__OBJECTIVE__
Exactly as written, please set down all of the entries again, with no pictures.

[Stored data]
>> START

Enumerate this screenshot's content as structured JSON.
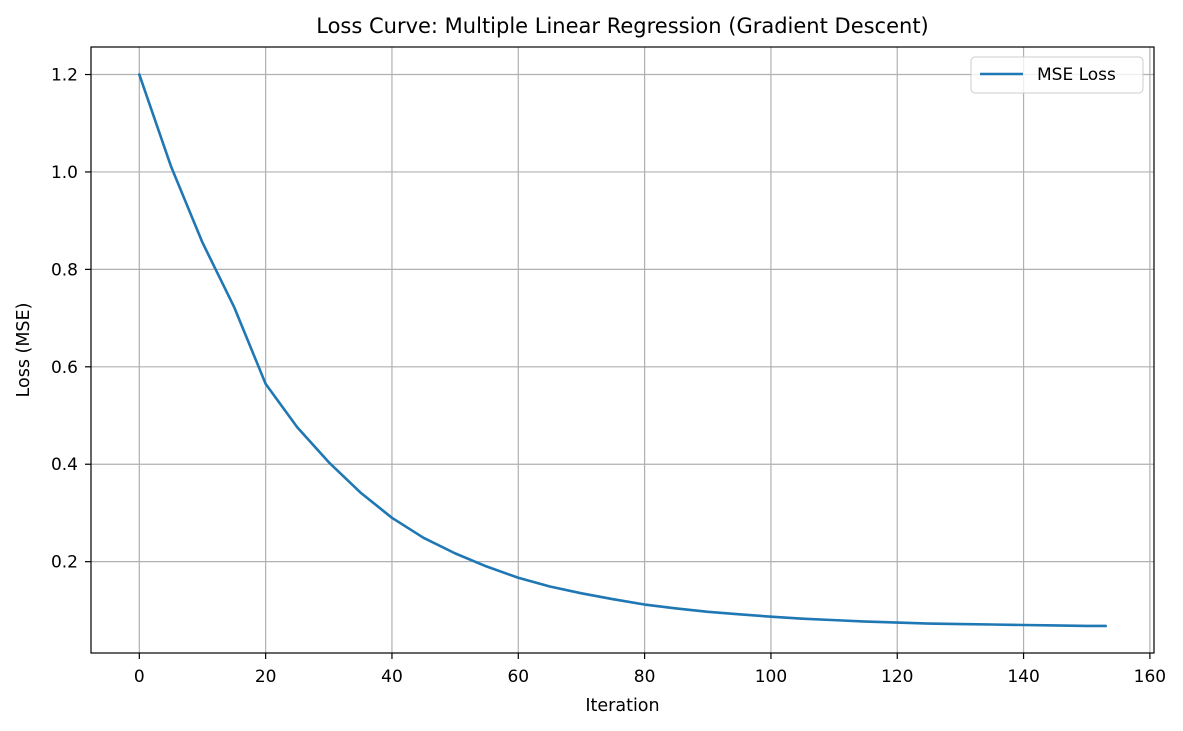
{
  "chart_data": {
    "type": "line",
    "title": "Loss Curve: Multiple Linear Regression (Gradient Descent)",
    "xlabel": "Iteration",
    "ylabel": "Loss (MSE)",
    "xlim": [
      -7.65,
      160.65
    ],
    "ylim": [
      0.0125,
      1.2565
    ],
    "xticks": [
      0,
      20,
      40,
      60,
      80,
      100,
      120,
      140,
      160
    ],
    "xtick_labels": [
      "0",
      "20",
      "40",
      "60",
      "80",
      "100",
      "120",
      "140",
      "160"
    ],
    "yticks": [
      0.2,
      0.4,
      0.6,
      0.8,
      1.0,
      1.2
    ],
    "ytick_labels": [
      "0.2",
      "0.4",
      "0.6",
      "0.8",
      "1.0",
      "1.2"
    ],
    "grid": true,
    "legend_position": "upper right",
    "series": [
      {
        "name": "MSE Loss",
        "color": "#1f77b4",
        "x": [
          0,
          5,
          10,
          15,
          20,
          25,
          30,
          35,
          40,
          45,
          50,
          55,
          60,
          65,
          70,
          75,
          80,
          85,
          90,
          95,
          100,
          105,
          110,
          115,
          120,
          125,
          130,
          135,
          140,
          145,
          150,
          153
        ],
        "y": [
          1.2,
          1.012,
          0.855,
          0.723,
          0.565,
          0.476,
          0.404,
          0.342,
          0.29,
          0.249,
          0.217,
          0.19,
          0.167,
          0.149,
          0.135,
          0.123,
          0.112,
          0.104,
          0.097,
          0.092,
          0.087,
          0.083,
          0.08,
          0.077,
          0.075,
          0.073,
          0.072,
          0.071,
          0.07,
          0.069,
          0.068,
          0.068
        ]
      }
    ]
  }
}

>> END

__TASK ANSWER__
Enumerate this screenshot's content as structured JSON.
{
  "chart_data": {
    "type": "line",
    "title": "Loss Curve: Multiple Linear Regression (Gradient Descent)",
    "xlabel": "Iteration",
    "ylabel": "Loss (MSE)",
    "xlim": [
      -7.65,
      160.65
    ],
    "ylim": [
      0.0125,
      1.2565
    ],
    "xticks": [
      0,
      20,
      40,
      60,
      80,
      100,
      120,
      140,
      160
    ],
    "xtick_labels": [
      "0",
      "20",
      "40",
      "60",
      "80",
      "100",
      "120",
      "140",
      "160"
    ],
    "yticks": [
      0.2,
      0.4,
      0.6,
      0.8,
      1.0,
      1.2
    ],
    "ytick_labels": [
      "0.2",
      "0.4",
      "0.6",
      "0.8",
      "1.0",
      "1.2"
    ],
    "grid": true,
    "legend_position": "upper right",
    "series": [
      {
        "name": "MSE Loss",
        "color": "#1f77b4",
        "x": [
          0,
          5,
          10,
          15,
          20,
          25,
          30,
          35,
          40,
          45,
          50,
          55,
          60,
          65,
          70,
          75,
          80,
          85,
          90,
          95,
          100,
          105,
          110,
          115,
          120,
          125,
          130,
          135,
          140,
          145,
          150,
          153
        ],
        "y": [
          1.2,
          1.012,
          0.855,
          0.723,
          0.565,
          0.476,
          0.404,
          0.342,
          0.29,
          0.249,
          0.217,
          0.19,
          0.167,
          0.149,
          0.135,
          0.123,
          0.112,
          0.104,
          0.097,
          0.092,
          0.087,
          0.083,
          0.08,
          0.077,
          0.075,
          0.073,
          0.072,
          0.071,
          0.07,
          0.069,
          0.068,
          0.068
        ]
      }
    ]
  }
}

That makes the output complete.